Problem description
Below is a listing; write it out exactly and drop any images from it.

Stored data

* * * *

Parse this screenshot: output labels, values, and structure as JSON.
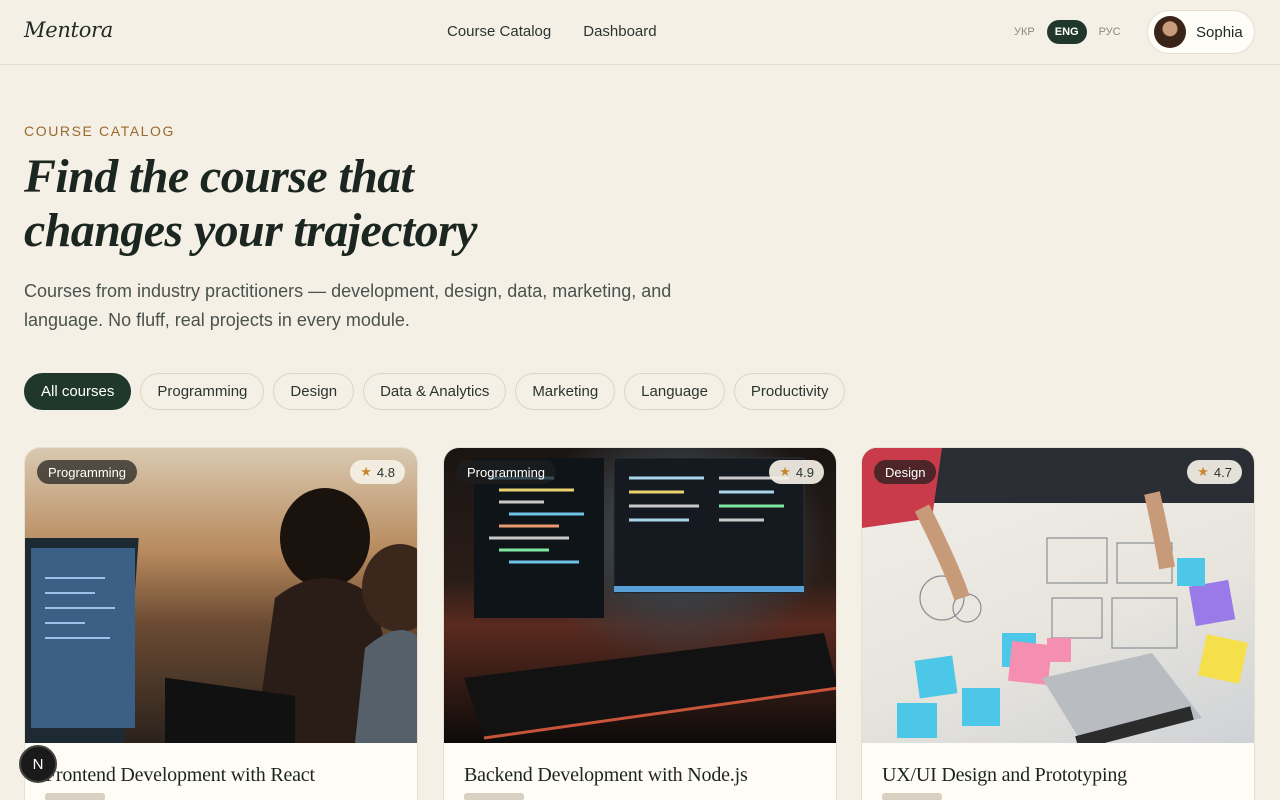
{
  "header": {
    "logo": "Mentora",
    "nav": [
      "Course Catalog",
      "Dashboard"
    ],
    "languages": [
      {
        "label": "УКР",
        "active": false
      },
      {
        "label": "ENG",
        "active": true
      },
      {
        "label": "РУС",
        "active": false
      }
    ],
    "user": {
      "name": "Sophia"
    }
  },
  "hero": {
    "eyebrow": "COURSE CATALOG",
    "title_line1": "Find the course that",
    "title_line2": "changes your trajectory",
    "subtitle": "Courses from industry practitioners — development, design, data, marketing, and language. No fluff, real projects in every module."
  },
  "filters": [
    {
      "label": "All courses",
      "active": true
    },
    {
      "label": "Programming",
      "active": false
    },
    {
      "label": "Design",
      "active": false
    },
    {
      "label": "Data & Analytics",
      "active": false
    },
    {
      "label": "Marketing",
      "active": false
    },
    {
      "label": "Language",
      "active": false
    },
    {
      "label": "Productivity",
      "active": false
    }
  ],
  "courses": [
    {
      "category": "Programming",
      "rating": "4.8",
      "title": "Frontend Development with React"
    },
    {
      "category": "Programming",
      "rating": "4.9",
      "title": "Backend Development with Node.js"
    },
    {
      "category": "Design",
      "rating": "4.7",
      "title": "UX/UI Design and Prototyping"
    }
  ],
  "fab_label": "N",
  "icons": {
    "star": "star-icon"
  },
  "colors": {
    "accent": "#20382c",
    "background": "#f5f0e6",
    "eyebrow": "#9a6a2c",
    "star": "#c8872e"
  }
}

* * * *

Answer to the exercise
Parse this screenshot: output labels, values, and structure as JSON.
{
  "header": {
    "logo": "Mentora",
    "nav": [
      "Course Catalog",
      "Dashboard"
    ],
    "languages": [
      {
        "label": "УКР",
        "active": false
      },
      {
        "label": "ENG",
        "active": true
      },
      {
        "label": "РУС",
        "active": false
      }
    ],
    "user": {
      "name": "Sophia"
    }
  },
  "hero": {
    "eyebrow": "COURSE CATALOG",
    "title_line1": "Find the course that",
    "title_line2": "changes your trajectory",
    "subtitle": "Courses from industry practitioners — development, design, data, marketing, and language. No fluff, real projects in every module."
  },
  "filters": [
    {
      "label": "All courses",
      "active": true
    },
    {
      "label": "Programming",
      "active": false
    },
    {
      "label": "Design",
      "active": false
    },
    {
      "label": "Data & Analytics",
      "active": false
    },
    {
      "label": "Marketing",
      "active": false
    },
    {
      "label": "Language",
      "active": false
    },
    {
      "label": "Productivity",
      "active": false
    }
  ],
  "courses": [
    {
      "category": "Programming",
      "rating": "4.8",
      "title": "Frontend Development with React"
    },
    {
      "category": "Programming",
      "rating": "4.9",
      "title": "Backend Development with Node.js"
    },
    {
      "category": "Design",
      "rating": "4.7",
      "title": "UX/UI Design and Prototyping"
    }
  ],
  "fab_label": "N",
  "icons": {
    "star": "star-icon"
  },
  "colors": {
    "accent": "#20382c",
    "background": "#f5f0e6",
    "eyebrow": "#9a6a2c",
    "star": "#c8872e"
  }
}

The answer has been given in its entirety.